_Records for the task_:
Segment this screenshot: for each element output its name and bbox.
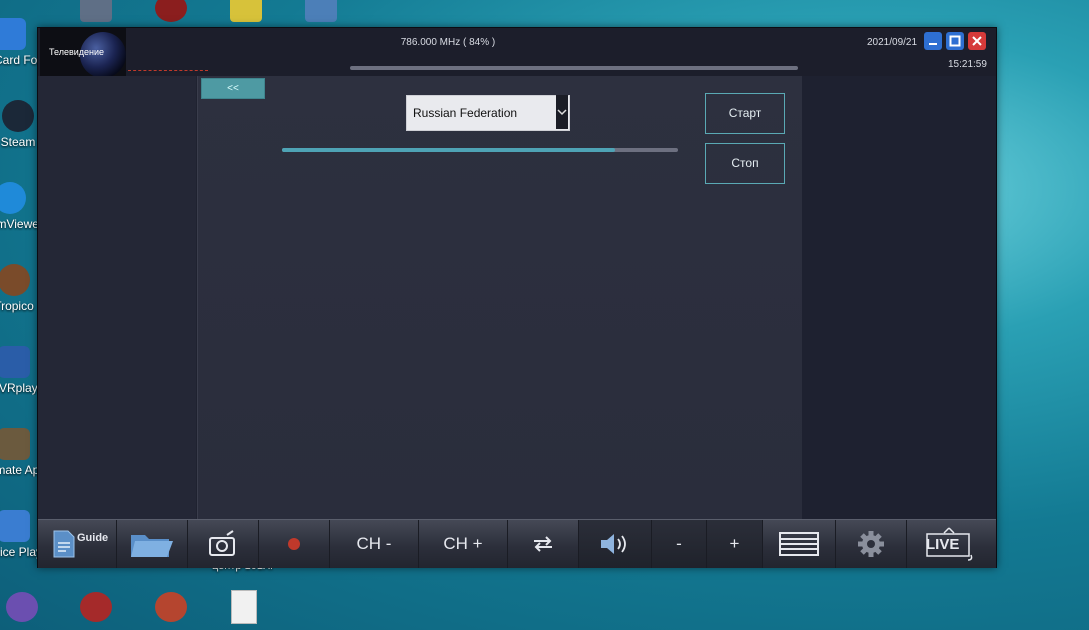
folder-icon	[131, 535, 173, 557]
desktop-icon-bottom-1[interactable]	[6, 592, 38, 622]
snapshot-button[interactable]	[188, 520, 259, 568]
dvr-icon	[0, 346, 30, 378]
desktop-icon-bottom-3[interactable]	[155, 592, 187, 622]
swap-button[interactable]	[508, 520, 579, 568]
channel-list-pane	[38, 76, 196, 519]
voice-icon	[0, 510, 30, 542]
start-button[interactable]: Старт	[705, 93, 785, 134]
mute-button[interactable]	[579, 520, 652, 568]
tropico-icon	[0, 264, 30, 296]
side-pane	[802, 76, 996, 519]
desktop-icon-bottom-4[interactable]	[231, 590, 257, 624]
volume-icon	[601, 534, 626, 554]
guide-icon	[53, 530, 75, 558]
minimize-icon	[929, 43, 937, 45]
title-bar[interactable]: Телевидение 786.000 MHz ( 84% ) 2021/09/…	[38, 28, 996, 76]
list-icon	[779, 532, 819, 556]
teamviewer-icon	[0, 182, 26, 214]
close-button[interactable]	[968, 32, 986, 50]
stop-button[interactable]: Стоп	[705, 143, 785, 184]
desktop-icon-bottom-2[interactable]	[80, 592, 112, 622]
tv-app-window: Телевидение 786.000 MHz ( 84% ) 2021/09/…	[37, 27, 997, 568]
frequency-readout: 786.000 MHz ( 84% )	[400, 37, 496, 48]
minimize-button[interactable]	[924, 32, 942, 50]
guide-label: Guide	[77, 532, 109, 544]
date-readout: 2021/09/21	[867, 37, 918, 48]
open-folder-button[interactable]	[117, 520, 188, 568]
camera-icon	[209, 530, 235, 556]
chevron-down-icon[interactable]	[556, 95, 568, 129]
guide-button[interactable]: Guide	[42, 520, 117, 568]
country-select-value: Russian Federation	[413, 106, 518, 120]
desktop-icon-top-2[interactable]	[155, 0, 187, 22]
live-label: LIVE	[926, 536, 960, 553]
record-icon	[288, 538, 300, 550]
close-icon	[972, 36, 982, 46]
volume-up-button[interactable]: +	[707, 520, 763, 568]
collapse-button[interactable]: <<	[201, 78, 265, 99]
maximize-button[interactable]	[946, 32, 964, 50]
scan-progress-fill	[282, 148, 615, 152]
app-logo: Телевидение	[40, 28, 126, 76]
time-readout: 15:21:59	[948, 59, 987, 70]
status-line	[128, 70, 208, 71]
steam-icon	[2, 100, 34, 132]
channel-up-button[interactable]: CH +	[419, 520, 508, 568]
signal-bar	[350, 66, 798, 70]
live-button[interactable]: LIVE	[907, 520, 993, 568]
sd-card-icon	[0, 18, 26, 50]
desktop-icon-top-4[interactable]	[305, 0, 337, 22]
maximize-icon	[949, 35, 961, 47]
bottom-toolbar: Guide CH - CH + - + LIVE	[38, 519, 996, 568]
logo-text: Телевидение	[49, 47, 105, 57]
swap-icon	[534, 536, 552, 552]
record-button[interactable]	[259, 520, 330, 568]
desktop-icon-top-1[interactable]	[80, 0, 112, 22]
volume-down-button[interactable]: -	[652, 520, 707, 568]
channel-down-button[interactable]: CH -	[330, 520, 419, 568]
scan-progress-bar	[282, 148, 678, 152]
country-select[interactable]: Russian Federation	[406, 95, 570, 131]
game-icon	[0, 428, 30, 460]
channel-list-button[interactable]	[763, 520, 836, 568]
gear-icon	[858, 531, 884, 557]
desktop-icon-top-3[interactable]	[230, 0, 262, 22]
settings-button[interactable]	[836, 520, 907, 568]
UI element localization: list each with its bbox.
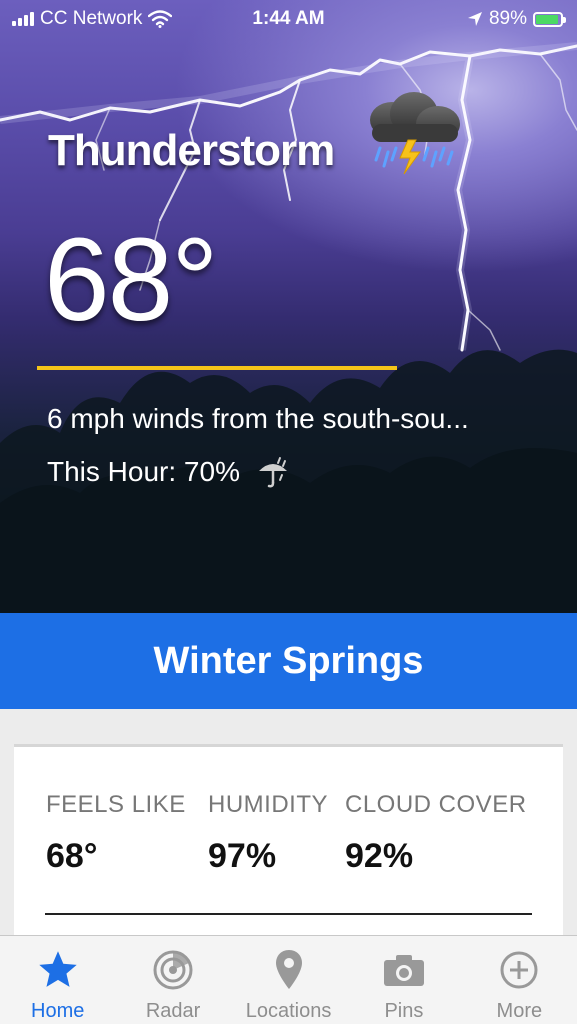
tab-label: Radar [145, 1000, 201, 1022]
umbrella-rain-icon [258, 457, 287, 488]
tab-locations[interactable]: Locations [231, 936, 346, 1024]
tab-more[interactable]: More [462, 936, 577, 1024]
status-right: 89% [467, 8, 566, 30]
condition-label: Thunderstorm [48, 126, 335, 175]
location-title[interactable]: Winter Springs [0, 613, 577, 709]
tab-label: Locations [245, 1000, 332, 1022]
map-pin-icon [275, 950, 302, 989]
metric-value: 92% [345, 837, 414, 875]
tab-label: Home [31, 1000, 85, 1022]
metric-cloud-cover: CLOUD COVER 92% [345, 791, 527, 876]
metric-label: FEELS LIKE [46, 791, 186, 818]
hero-background: CC Network 1:44 AM 89% Thunderstorm 68° … [0, 0, 577, 613]
location-arrow-icon [467, 12, 482, 26]
accent-divider [37, 366, 397, 370]
tab-pins[interactable]: Pins [346, 936, 461, 1024]
precip-row: This Hour: 70% [47, 455, 290, 489]
card-divider [45, 913, 532, 915]
current-temperature: 68° [44, 214, 218, 346]
star-icon [39, 951, 77, 987]
metric-label: CLOUD COVER [345, 791, 527, 818]
radar-icon [153, 950, 193, 990]
status-bar: CC Network 1:44 AM 89% [0, 0, 577, 38]
camera-icon [383, 955, 424, 986]
tab-bar: Home Radar Locations Pins More [0, 935, 577, 1024]
metric-label: HUMIDITY [208, 791, 328, 818]
battery-icon [533, 11, 566, 27]
metric-value: 68° [46, 837, 98, 875]
tab-label: Pins [384, 1000, 424, 1022]
tab-home[interactable]: Home [0, 936, 115, 1024]
metric-value: 97% [208, 837, 277, 875]
battery-percent: 89% [488, 8, 527, 29]
tab-label: More [496, 1000, 543, 1022]
details-card: FEELS LIKE 68° HUMIDITY 97% CLOUD COVER … [14, 744, 563, 944]
metric-feels-like: FEELS LIKE 68° [46, 791, 186, 876]
tab-radar[interactable]: Radar [115, 936, 230, 1024]
plus-circle-icon [500, 951, 538, 989]
precip-label: This Hour: 70% [47, 456, 240, 487]
metric-humidity: HUMIDITY 97% [208, 791, 328, 876]
thunderstorm-icon [370, 92, 460, 175]
wind-summary: 6 mph winds from the south-sou... [47, 403, 469, 434]
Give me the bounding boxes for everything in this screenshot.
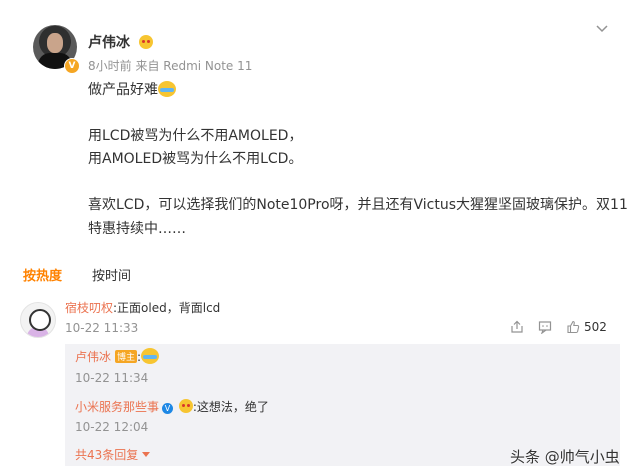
commenter-name[interactable]: 宿枝叨权 [65,301,113,315]
reply-1-username[interactable]: 卢伟冰 [75,350,111,364]
reply-1-row: 卢伟冰 博主: [75,348,160,365]
like-count: 502 [584,320,607,334]
comment-icon [538,321,552,334]
member-emoji-icon [138,35,153,49]
verified-badge-icon: V [64,58,80,74]
more-replies-label: 共43条回复 [75,448,139,462]
reply-2-row: 小米服务那些事 V :这想法，绝了 [75,398,269,415]
share-icon [511,320,523,333]
avatar-head [29,309,51,331]
reply-1-time: 10-22 11:34 [75,371,149,385]
member-emoji-icon [178,399,193,413]
tab-sort-time[interactable]: 按时间 [92,265,131,284]
post-text-3: 用AMOLED被骂为什么不用LCD。 [88,151,303,167]
crying-emoji-icon [158,81,176,97]
author-name[interactable]: 卢伟冰 [88,35,130,51]
post-text-2: 用LCD被骂为什么不用AMOLED， [88,128,303,144]
comment-button[interactable] [538,320,552,334]
reply-2-text: :这想法，绝了 [192,400,269,414]
like-icon [567,320,580,334]
post-text-5: 特惠持续中…… [88,221,186,237]
crying-emoji-icon [141,348,160,364]
comment-text: :正面oled，背面lcd [113,301,221,315]
comment-text-row: 宿枝叨权:正面oled，背面lcd [65,299,220,316]
post-text-1: 做产品好难 [88,82,158,98]
more-replies-link[interactable]: 共43条回复 [75,446,151,463]
post-meta: 8小时前 来自 Redmi Note 11 [88,59,253,73]
reply-2-time: 10-22 12:04 [75,420,149,434]
commenter-avatar[interactable] [20,302,56,338]
comment-time: 10-22 11:33 [65,321,139,335]
reply-2-username[interactable]: 小米服务那些事 [75,400,159,414]
avatar-face [47,33,63,53]
chevron-down-icon[interactable] [595,22,609,38]
tab-sort-hot[interactable]: 按热度 [23,265,62,284]
watermark: 头条 @帅气小虫 [510,448,620,466]
post-text-4: 喜欢LCD，可以选择我们的Note10Pro呀，并且还有Victus大猩猩坚固玻… [88,197,628,213]
like-button[interactable]: 502 [566,320,607,334]
post-line-1: 做产品好难 [88,79,176,99]
author-name-row[interactable]: 卢伟冰 [88,32,153,52]
blogger-tag: 博主 [115,350,138,363]
share-button[interactable] [510,320,524,334]
comment-actions: 502 [510,320,607,334]
caret-down-icon [142,452,151,457]
verified-blue-icon: V [162,403,174,414]
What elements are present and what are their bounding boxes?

_Written instruction_:
Please state how many lines of the items above contain the string "Network". Give only the number.

_Exercise response_:
2